— Direction —
Below are records. Transcribe exactly the lines from the one that contains "Parse this screenshot: output" through the last line, leaving any pictures out.
━━━━━ Task material ━━━━━
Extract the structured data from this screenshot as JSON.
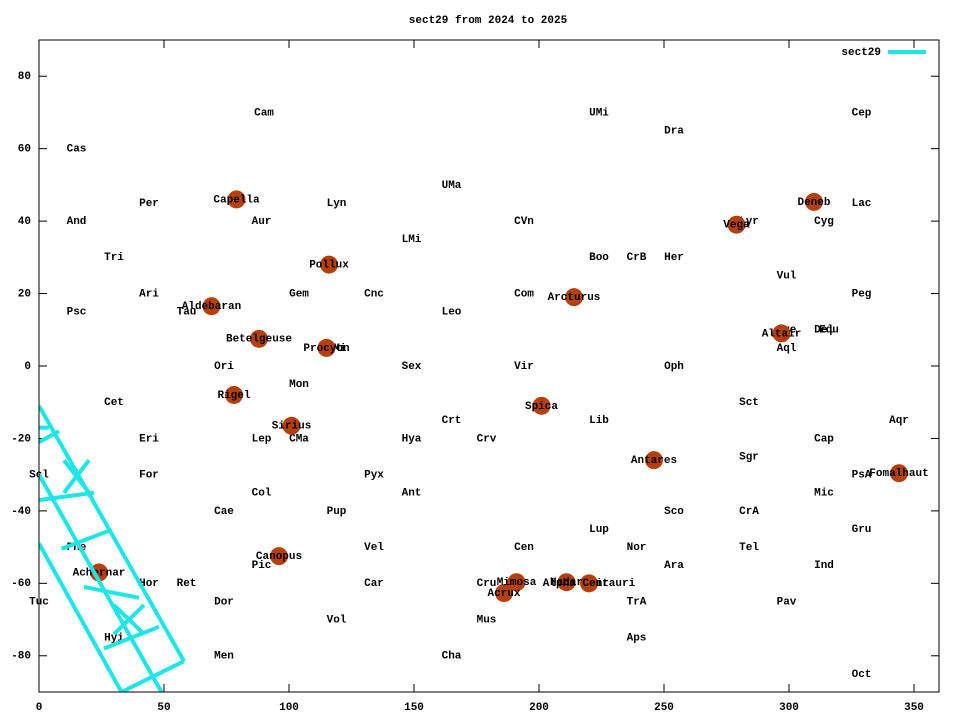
{
  "chart_data": {
    "type": "scatter",
    "title": "sect29 from 2024 to 2025",
    "xlim": [
      0,
      360
    ],
    "ylim": [
      -90,
      90
    ],
    "xticks": [
      0,
      50,
      100,
      150,
      200,
      250,
      300,
      350
    ],
    "yticks": [
      -80,
      -60,
      -40,
      -20,
      0,
      20,
      40,
      60,
      80
    ],
    "legend": "top-right",
    "annotations": [
      {
        "text": "Cam",
        "x": 90,
        "y": 70
      },
      {
        "text": "UMi",
        "x": 224,
        "y": 70
      },
      {
        "text": "Cep",
        "x": 329,
        "y": 70
      },
      {
        "text": "Dra",
        "x": 254,
        "y": 65
      },
      {
        "text": "Cas",
        "x": 15,
        "y": 60
      },
      {
        "text": "UMa",
        "x": 165,
        "y": 50
      },
      {
        "text": "Per",
        "x": 44,
        "y": 45
      },
      {
        "text": "Lyn",
        "x": 119,
        "y": 45
      },
      {
        "text": "Lac",
        "x": 329,
        "y": 45
      },
      {
        "text": "And",
        "x": 15,
        "y": 40
      },
      {
        "text": "Aur",
        "x": 89,
        "y": 40
      },
      {
        "text": "CVn",
        "x": 194,
        "y": 40
      },
      {
        "text": "Lyr",
        "x": 284,
        "y": 40
      },
      {
        "text": "Cyg",
        "x": 314,
        "y": 40
      },
      {
        "text": "LMi",
        "x": 149,
        "y": 35
      },
      {
        "text": "Tri",
        "x": 30,
        "y": 30
      },
      {
        "text": "Boo",
        "x": 224,
        "y": 30
      },
      {
        "text": "CrB",
        "x": 239,
        "y": 30
      },
      {
        "text": "Her",
        "x": 254,
        "y": 30
      },
      {
        "text": "Vul",
        "x": 299,
        "y": 25
      },
      {
        "text": "Ari",
        "x": 44,
        "y": 20
      },
      {
        "text": "Gem",
        "x": 104,
        "y": 20
      },
      {
        "text": "Cnc",
        "x": 134,
        "y": 20
      },
      {
        "text": "Com",
        "x": 194,
        "y": 20
      },
      {
        "text": "Peg",
        "x": 329,
        "y": 20
      },
      {
        "text": "Psc",
        "x": 15,
        "y": 15
      },
      {
        "text": "Tau",
        "x": 59,
        "y": 15
      },
      {
        "text": "Leo",
        "x": 165,
        "y": 15
      },
      {
        "text": "Sge",
        "x": 299,
        "y": 10
      },
      {
        "text": "Equ",
        "x": 316,
        "y": 10
      },
      {
        "text": "Del",
        "x": 314,
        "y": 10
      },
      {
        "text": "CMi",
        "x": 119,
        "y": 5
      },
      {
        "text": "Aql",
        "x": 299,
        "y": 5
      },
      {
        "text": "Ori",
        "x": 74,
        "y": 0
      },
      {
        "text": "Sex",
        "x": 149,
        "y": 0
      },
      {
        "text": "Vir",
        "x": 194,
        "y": 0
      },
      {
        "text": "Oph",
        "x": 254,
        "y": 0
      },
      {
        "text": "Mon",
        "x": 104,
        "y": -5
      },
      {
        "text": "Cet",
        "x": 30,
        "y": -10
      },
      {
        "text": "Sct",
        "x": 284,
        "y": -10
      },
      {
        "text": "Crt",
        "x": 165,
        "y": -15
      },
      {
        "text": "Lib",
        "x": 224,
        "y": -15
      },
      {
        "text": "Aqr",
        "x": 344,
        "y": -15
      },
      {
        "text": "Eri",
        "x": 44,
        "y": -20
      },
      {
        "text": "Lep",
        "x": 89,
        "y": -20
      },
      {
        "text": "CMa",
        "x": 104,
        "y": -20
      },
      {
        "text": "Hya",
        "x": 149,
        "y": -20
      },
      {
        "text": "Crv",
        "x": 179,
        "y": -20
      },
      {
        "text": "Cap",
        "x": 314,
        "y": -20
      },
      {
        "text": "Sgr",
        "x": 284,
        "y": -25
      },
      {
        "text": "Scl",
        "x": 0,
        "y": -30
      },
      {
        "text": "For",
        "x": 44,
        "y": -30
      },
      {
        "text": "Pyx",
        "x": 134,
        "y": -30
      },
      {
        "text": "PsA",
        "x": 329,
        "y": -30
      },
      {
        "text": "Col",
        "x": 89,
        "y": -35
      },
      {
        "text": "Ant",
        "x": 149,
        "y": -35
      },
      {
        "text": "Mic",
        "x": 314,
        "y": -35
      },
      {
        "text": "Cae",
        "x": 74,
        "y": -40
      },
      {
        "text": "Pup",
        "x": 119,
        "y": -40
      },
      {
        "text": "Sco",
        "x": 254,
        "y": -40
      },
      {
        "text": "CrA",
        "x": 284,
        "y": -40
      },
      {
        "text": "Lup",
        "x": 224,
        "y": -45
      },
      {
        "text": "Gru",
        "x": 329,
        "y": -45
      },
      {
        "text": "Phe",
        "x": 15,
        "y": -50
      },
      {
        "text": "Vel",
        "x": 134,
        "y": -50
      },
      {
        "text": "Cen",
        "x": 194,
        "y": -50
      },
      {
        "text": "Nor",
        "x": 239,
        "y": -50
      },
      {
        "text": "Tel",
        "x": 284,
        "y": -50
      },
      {
        "text": "Pic",
        "x": 89,
        "y": -55
      },
      {
        "text": "Ara",
        "x": 254,
        "y": -55
      },
      {
        "text": "Ind",
        "x": 314,
        "y": -55
      },
      {
        "text": "Hor",
        "x": 44,
        "y": -60
      },
      {
        "text": "Ret",
        "x": 59,
        "y": -60
      },
      {
        "text": "Car",
        "x": 134,
        "y": -60
      },
      {
        "text": "Cru",
        "x": 179,
        "y": -60
      },
      {
        "text": "Cir",
        "x": 224,
        "y": -60
      },
      {
        "text": "Tuc",
        "x": 0,
        "y": -65
      },
      {
        "text": "Dor",
        "x": 74,
        "y": -65
      },
      {
        "text": "TrA",
        "x": 239,
        "y": -65
      },
      {
        "text": "Pav",
        "x": 299,
        "y": -65
      },
      {
        "text": "Vol",
        "x": 119,
        "y": -70
      },
      {
        "text": "Mus",
        "x": 179,
        "y": -70
      },
      {
        "text": "Hyi",
        "x": 30,
        "y": -75
      },
      {
        "text": "Aps",
        "x": 239,
        "y": -75
      },
      {
        "text": "Men",
        "x": 74,
        "y": -80
      },
      {
        "text": "Cha",
        "x": 165,
        "y": -80
      },
      {
        "text": "Oct",
        "x": 329,
        "y": -85
      }
    ],
    "points": {
      "color": "#b5400c",
      "labels": [
        "Capella",
        "Deneb",
        "Vega",
        "Pollux",
        "Arcturus",
        "Aldebaran",
        "Altair",
        "Betelgeuse",
        "Procyon",
        "Rigel",
        "Spica",
        "Sirius",
        "Antares",
        "Fomalhaut",
        "Canopus",
        "Achernar",
        "Mimosa",
        "Hadar",
        "Alpha Centauri",
        "Acrux"
      ],
      "x": [
        79,
        310,
        279,
        116,
        214,
        69,
        297,
        88,
        115,
        78,
        201,
        101,
        246,
        344,
        96,
        24,
        191,
        211,
        220,
        186
      ],
      "y": [
        46,
        45.3,
        39,
        28,
        19,
        16.5,
        9,
        7.5,
        5,
        -8,
        -11,
        -16.5,
        -26,
        -29.6,
        -52.5,
        -57,
        -59.7,
        -59.7,
        -60,
        -62.7
      ]
    },
    "series": [
      {
        "name": "sect29",
        "color": "#1ee6e6",
        "x": [
          0,
          58,
          null,
          0,
          33,
          null,
          0,
          49,
          null,
          0,
          4,
          null,
          0,
          22,
          null,
          9,
          28,
          null,
          18,
          40,
          null,
          26,
          48,
          null,
          33,
          58,
          null,
          0,
          8,
          null,
          10,
          20,
          null,
          10,
          20,
          null,
          30,
          42,
          null,
          30,
          42
        ],
        "y": [
          -11,
          -81.5,
          null,
          -49,
          -90,
          null,
          -30,
          -90,
          null,
          -17,
          -17,
          null,
          -37,
          -35,
          null,
          -50.5,
          -45.5,
          null,
          -61,
          -64,
          null,
          -78,
          -72,
          null,
          -90,
          -81.5,
          null,
          -21,
          -18,
          null,
          -35,
          -26,
          null,
          -26,
          -35,
          null,
          -66,
          -74,
          null,
          -74,
          -66
        ]
      }
    ]
  }
}
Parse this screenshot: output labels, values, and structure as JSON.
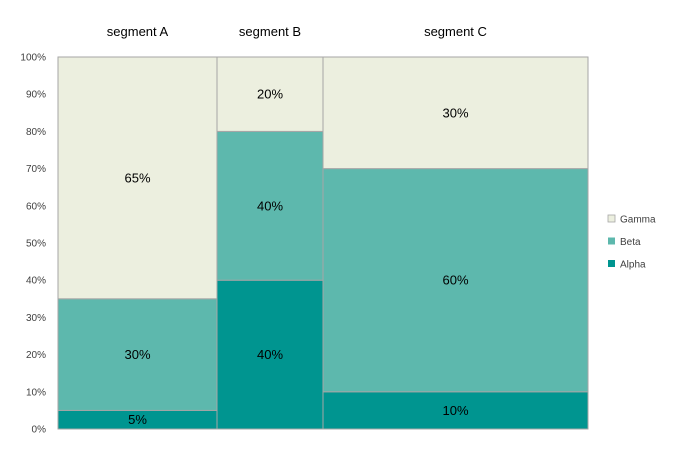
{
  "chart_data": {
    "type": "marimekko",
    "title": "",
    "xlabel": "",
    "ylabel": "",
    "ylim": [
      0,
      100
    ],
    "y_ticks": [
      "0%",
      "10%",
      "20%",
      "30%",
      "40%",
      "50%",
      "60%",
      "70%",
      "80%",
      "90%",
      "100%"
    ],
    "categories": [
      "segment A",
      "segment B",
      "segment C"
    ],
    "category_width_share": [
      30,
      20,
      50
    ],
    "series": [
      {
        "name": "Alpha",
        "color": "#009590",
        "values": [
          5,
          40,
          10
        ],
        "labels": [
          "5%",
          "40%",
          "10%"
        ]
      },
      {
        "name": "Beta",
        "color": "#5DB8AD",
        "values": [
          30,
          40,
          60
        ],
        "labels": [
          "30%",
          "40%",
          "60%"
        ]
      },
      {
        "name": "Gamma",
        "color": "#ECEFDF",
        "values": [
          65,
          20,
          30
        ],
        "labels": [
          "65%",
          "20%",
          "30%"
        ]
      }
    ],
    "legend": {
      "position": "right",
      "order": [
        "Gamma",
        "Beta",
        "Alpha"
      ]
    },
    "grid": false,
    "segment_border_color": "#A6A6A6"
  }
}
━━━━━
— Result for this exercise —
Parse this screenshot: output labels, values, and structure as JSON.
{
  "chart_data": {
    "type": "marimekko",
    "title": "",
    "xlabel": "",
    "ylabel": "",
    "ylim": [
      0,
      100
    ],
    "y_ticks": [
      "0%",
      "10%",
      "20%",
      "30%",
      "40%",
      "50%",
      "60%",
      "70%",
      "80%",
      "90%",
      "100%"
    ],
    "categories": [
      "segment A",
      "segment B",
      "segment C"
    ],
    "category_width_share": [
      30,
      20,
      50
    ],
    "series": [
      {
        "name": "Alpha",
        "color": "#009590",
        "values": [
          5,
          40,
          10
        ],
        "labels": [
          "5%",
          "40%",
          "10%"
        ]
      },
      {
        "name": "Beta",
        "color": "#5DB8AD",
        "values": [
          30,
          40,
          60
        ],
        "labels": [
          "30%",
          "40%",
          "60%"
        ]
      },
      {
        "name": "Gamma",
        "color": "#ECEFDF",
        "values": [
          65,
          20,
          30
        ],
        "labels": [
          "65%",
          "20%",
          "30%"
        ]
      }
    ],
    "legend": {
      "position": "right",
      "order": [
        "Gamma",
        "Beta",
        "Alpha"
      ]
    },
    "grid": false,
    "segment_border_color": "#A6A6A6"
  }
}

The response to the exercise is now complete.